* **Dataset records**:
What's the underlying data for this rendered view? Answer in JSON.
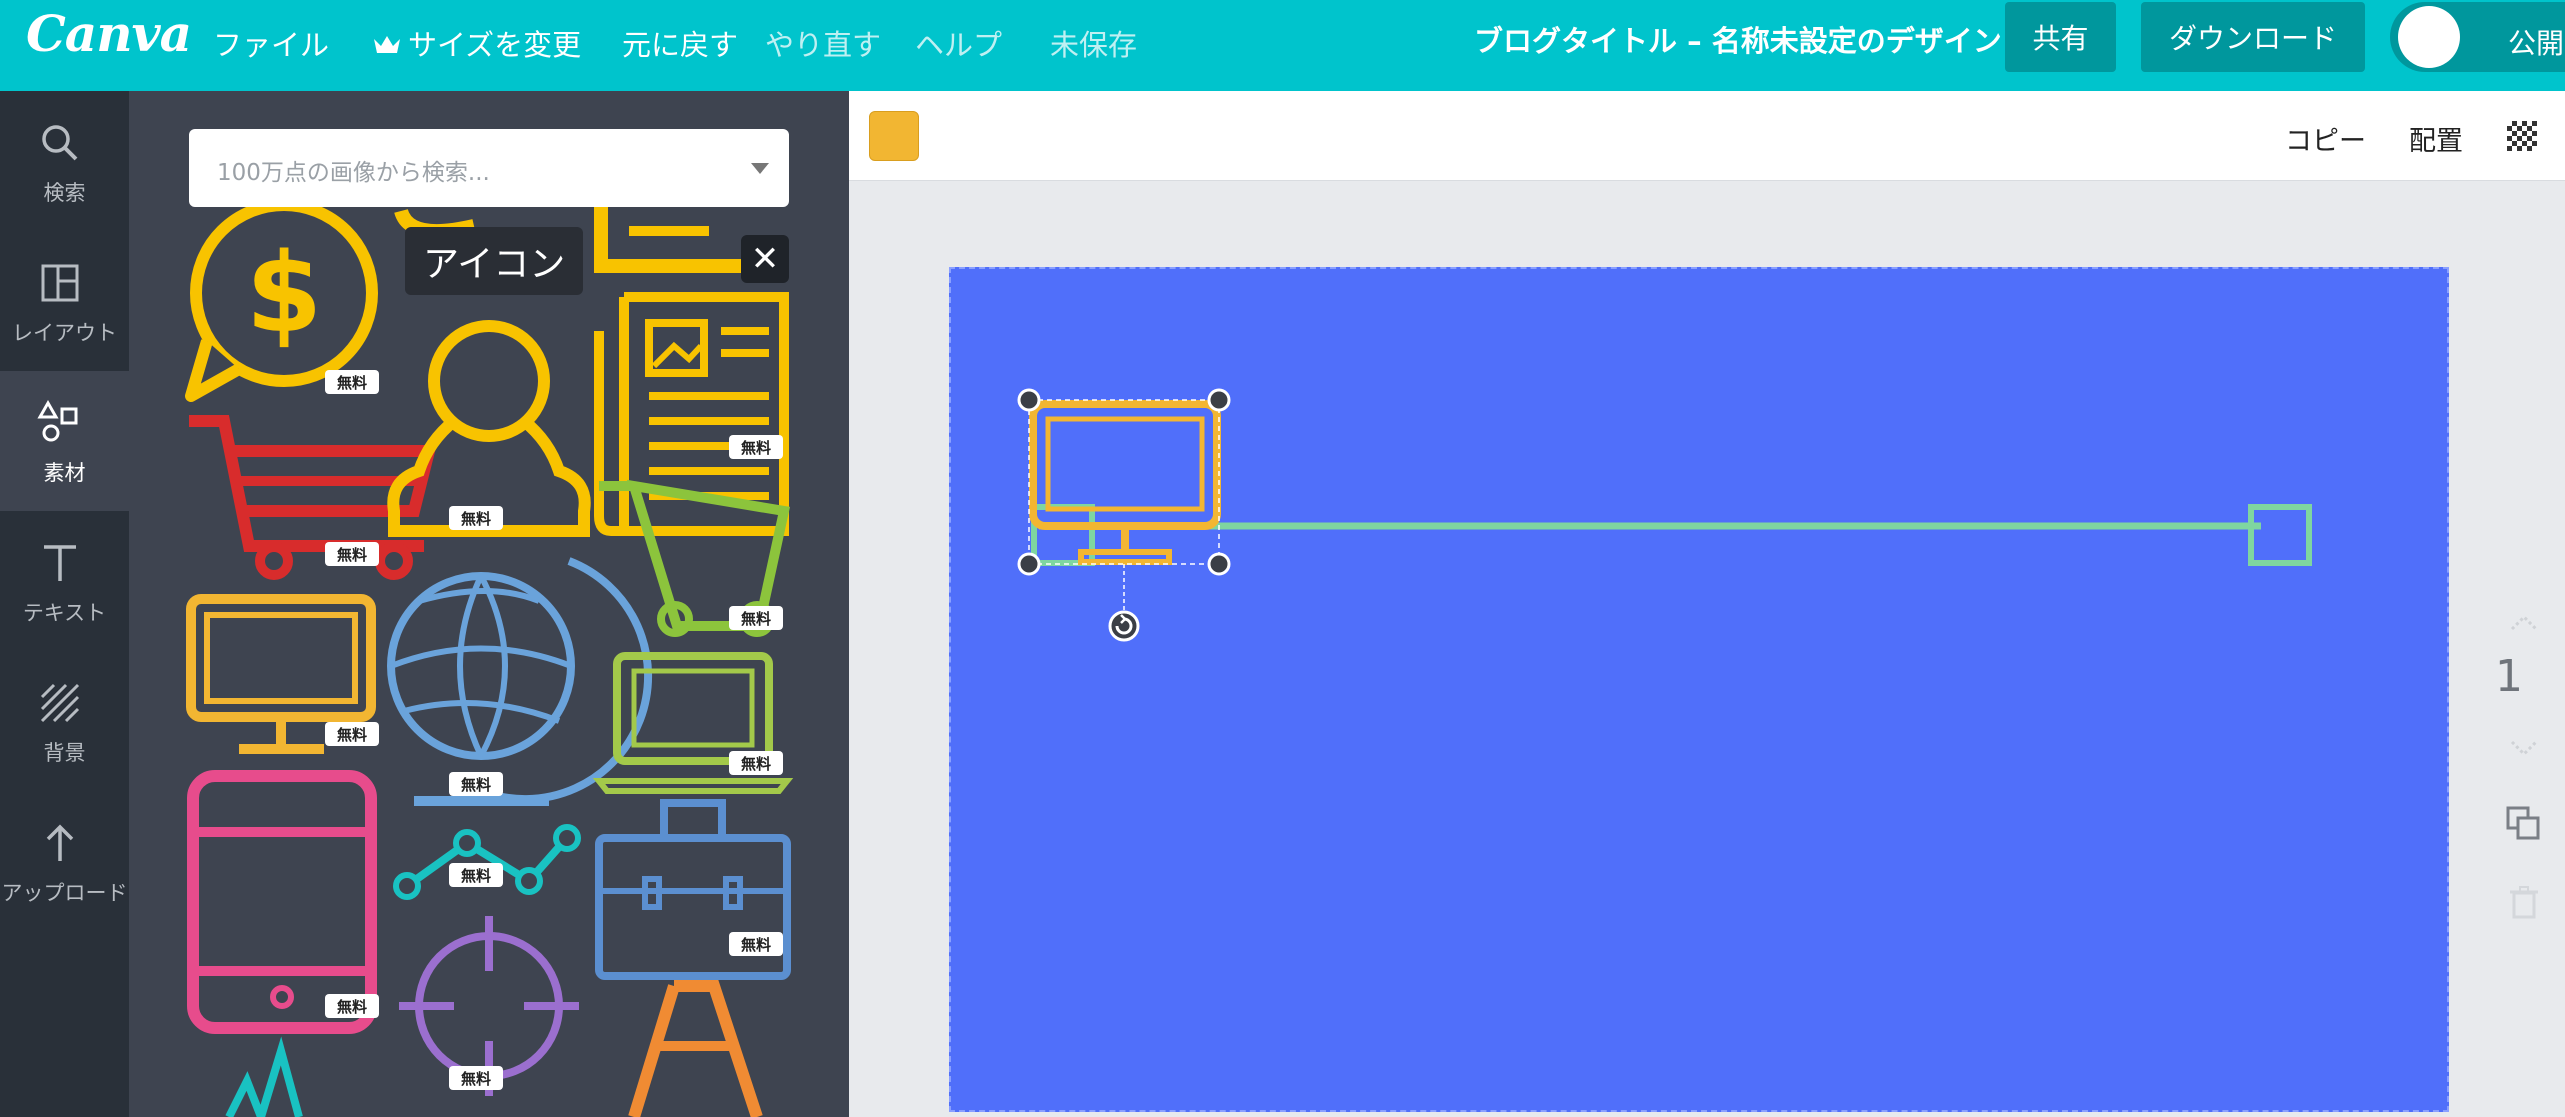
{
  "topbar": {
    "logo": "Canva",
    "menu": [
      {
        "label": "ファイル"
      },
      {
        "label": "サイズを変更"
      },
      {
        "label": "元に戻す"
      },
      {
        "label": "やり直す"
      },
      {
        "label": "ヘルプ"
      }
    ],
    "save_status": "未保存",
    "doc_title": "ブログタイトル – 名称未設定のデザイン",
    "share_label": "共有",
    "download_label": "ダウンロード",
    "publish_label": "公開"
  },
  "leftnav": {
    "items": [
      {
        "label": "検索",
        "icon": "search-icon"
      },
      {
        "label": "レイアウト",
        "icon": "layout-icon"
      },
      {
        "label": "素材",
        "icon": "elements-icon",
        "active": true
      },
      {
        "label": "テキスト",
        "icon": "text-icon"
      },
      {
        "label": "背景",
        "icon": "background-icon"
      },
      {
        "label": "アップロード",
        "icon": "upload-icon"
      }
    ]
  },
  "panel": {
    "search_placeholder": "100万点の画像から検索...",
    "tooltip": "アイコン",
    "close_icon": "✕",
    "free_badge": "無料",
    "icons": [
      "dollar-bubble-icon",
      "cart-red-icon",
      "monitor-yellow-icon",
      "tablet-icon",
      "user-icon",
      "globe-icon",
      "line-chart-icon",
      "crosshair-icon",
      "newspaper-icon",
      "cart-green-icon",
      "laptop-icon",
      "briefcase-icon",
      "traffic-cone-icon",
      "pulse-icon"
    ]
  },
  "editor": {
    "swatch_color": "#f2b632",
    "copy_label": "コピー",
    "arrange_label": "配置",
    "page_number": "1",
    "canvas_color": "#506ffa"
  }
}
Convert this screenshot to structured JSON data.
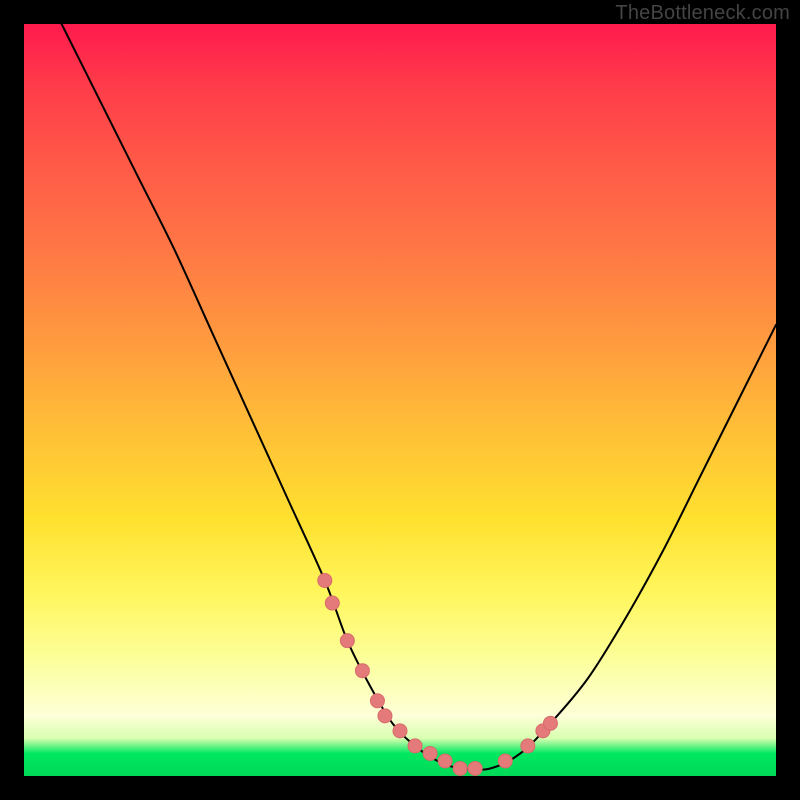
{
  "watermark": "TheBottleneck.com",
  "chart_data": {
    "type": "line",
    "title": "",
    "xlabel": "",
    "ylabel": "",
    "xlim": [
      0,
      100
    ],
    "ylim": [
      0,
      100
    ],
    "grid": false,
    "legend": false,
    "series": [
      {
        "name": "bottleneck-curve",
        "x": [
          5,
          10,
          15,
          20,
          25,
          30,
          35,
          40,
          43,
          46,
          49,
          52,
          55,
          58,
          62,
          66,
          70,
          75,
          80,
          85,
          90,
          95,
          100
        ],
        "y": [
          100,
          90,
          80,
          70,
          59,
          48,
          37,
          26,
          18,
          12,
          7,
          4,
          2,
          1,
          1,
          3,
          7,
          13,
          21,
          30,
          40,
          50,
          60
        ]
      }
    ],
    "markers": {
      "name": "highlight-dots",
      "x": [
        40,
        41,
        43,
        45,
        47,
        48,
        50,
        52,
        54,
        56,
        58,
        60,
        64,
        67,
        69,
        70
      ],
      "y": [
        26,
        23,
        18,
        14,
        10,
        8,
        6,
        4,
        3,
        2,
        1,
        1,
        2,
        4,
        6,
        7
      ]
    },
    "background_gradient": {
      "top": "#ff1a4d",
      "mid": "#ffe12f",
      "bottom": "#00d858"
    }
  }
}
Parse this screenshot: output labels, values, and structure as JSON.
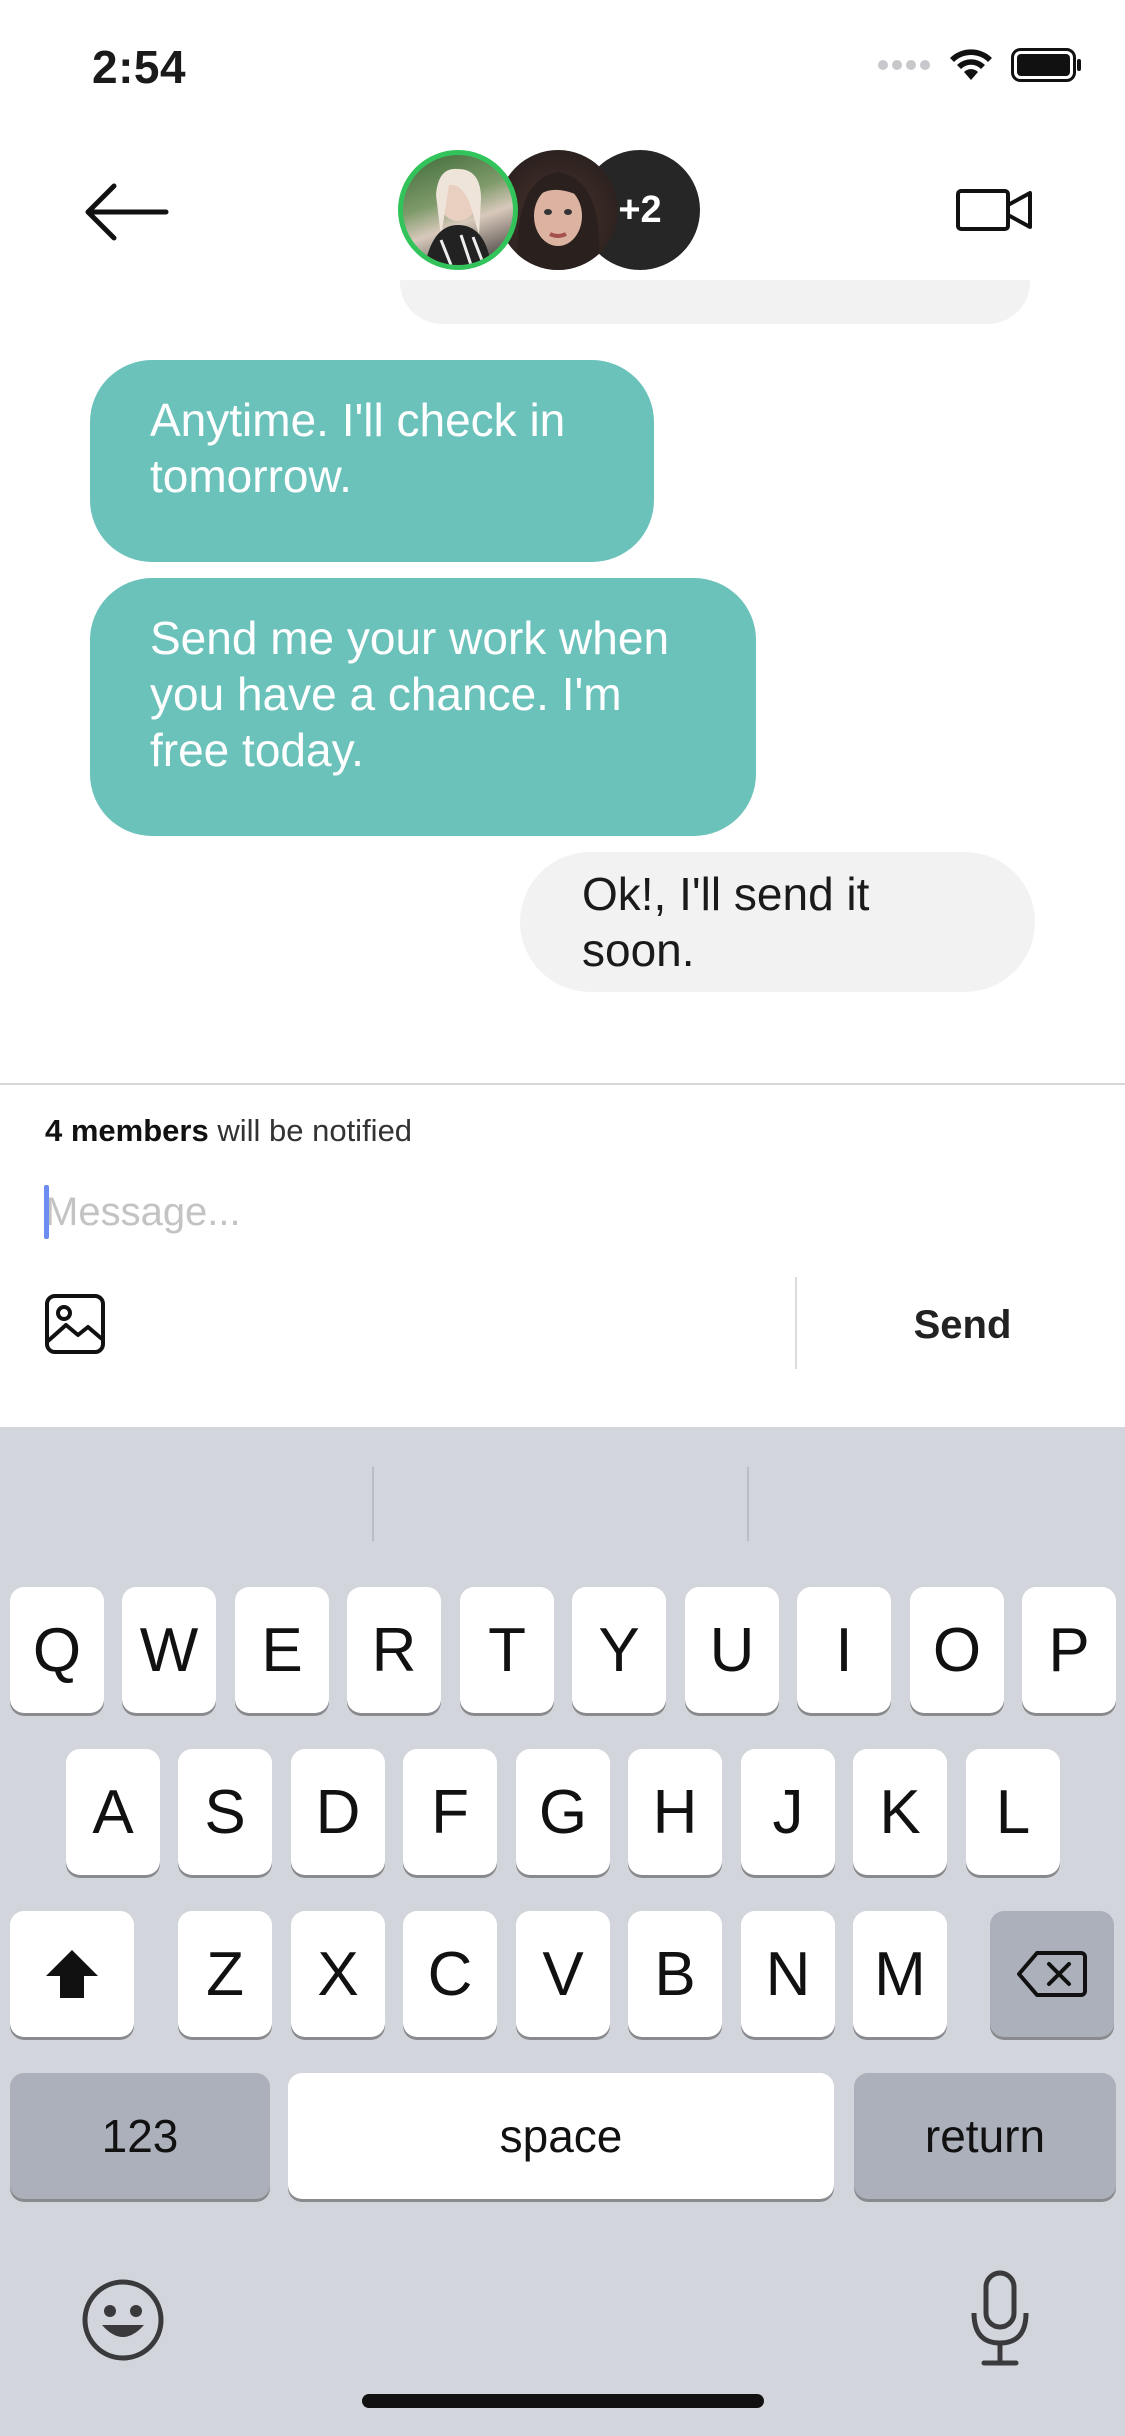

* **Exercise goal**:
From the material above, reproduce everything verbatim except the pictures.

* **Output**:
What's the underlying data for this rendered view? Answer in JSON.
{
  "topbar": {
    "logo": "Canva",
    "menu": [
      {
        "label": "ファイル"
      },
      {
        "label": "サイズを変更"
      },
      {
        "label": "元に戻す"
      },
      {
        "label": "やり直す"
      },
      {
        "label": "ヘルプ"
      }
    ],
    "save_status": "未保存",
    "doc_title": "ブログタイトル – 名称未設定のデザイン",
    "share_label": "共有",
    "download_label": "ダウンロード",
    "publish_label": "公開"
  },
  "leftnav": {
    "items": [
      {
        "label": "検索",
        "icon": "search-icon"
      },
      {
        "label": "レイアウト",
        "icon": "layout-icon"
      },
      {
        "label": "素材",
        "icon": "elements-icon",
        "active": true
      },
      {
        "label": "テキスト",
        "icon": "text-icon"
      },
      {
        "label": "背景",
        "icon": "background-icon"
      },
      {
        "label": "アップロード",
        "icon": "upload-icon"
      }
    ]
  },
  "panel": {
    "search_placeholder": "100万点の画像から検索...",
    "tooltip": "アイコン",
    "close_icon": "✕",
    "free_badge": "無料",
    "icons": [
      "dollar-bubble-icon",
      "cart-red-icon",
      "monitor-yellow-icon",
      "tablet-icon",
      "user-icon",
      "globe-icon",
      "line-chart-icon",
      "crosshair-icon",
      "newspaper-icon",
      "cart-green-icon",
      "laptop-icon",
      "briefcase-icon",
      "traffic-cone-icon",
      "pulse-icon"
    ]
  },
  "editor": {
    "swatch_color": "#f2b632",
    "copy_label": "コピー",
    "arrange_label": "配置",
    "page_number": "1",
    "canvas_color": "#506ffa"
  }
}
Convert this screenshot to structured JSON data.
{
  "watermark": "TheBottleneck.com",
  "chart_data": {
    "type": "line",
    "title": "",
    "xlabel": "",
    "ylabel": "",
    "xlim": [
      0,
      100
    ],
    "ylim": [
      0,
      100
    ],
    "grid": false,
    "legend": false,
    "series": [
      {
        "name": "bottleneck-curve",
        "x": [
          5,
          10,
          15,
          20,
          25,
          30,
          35,
          40,
          43,
          46,
          49,
          52,
          55,
          58,
          62,
          66,
          70,
          75,
          80,
          85,
          90,
          95,
          100
        ],
        "y": [
          100,
          90,
          80,
          70,
          59,
          48,
          37,
          26,
          18,
          12,
          7,
          4,
          2,
          1,
          1,
          3,
          7,
          13,
          21,
          30,
          40,
          50,
          60
        ]
      }
    ],
    "markers": {
      "name": "highlight-dots",
      "x": [
        40,
        41,
        43,
        45,
        47,
        48,
        50,
        52,
        54,
        56,
        58,
        60,
        64,
        67,
        69,
        70
      ],
      "y": [
        26,
        23,
        18,
        14,
        10,
        8,
        6,
        4,
        3,
        2,
        1,
        1,
        2,
        4,
        6,
        7
      ]
    },
    "background_gradient": {
      "top": "#ff1a4d",
      "mid": "#ffe12f",
      "bottom": "#00d858"
    }
  }
}
Parse this screenshot: output labels, values, and structure as JSON.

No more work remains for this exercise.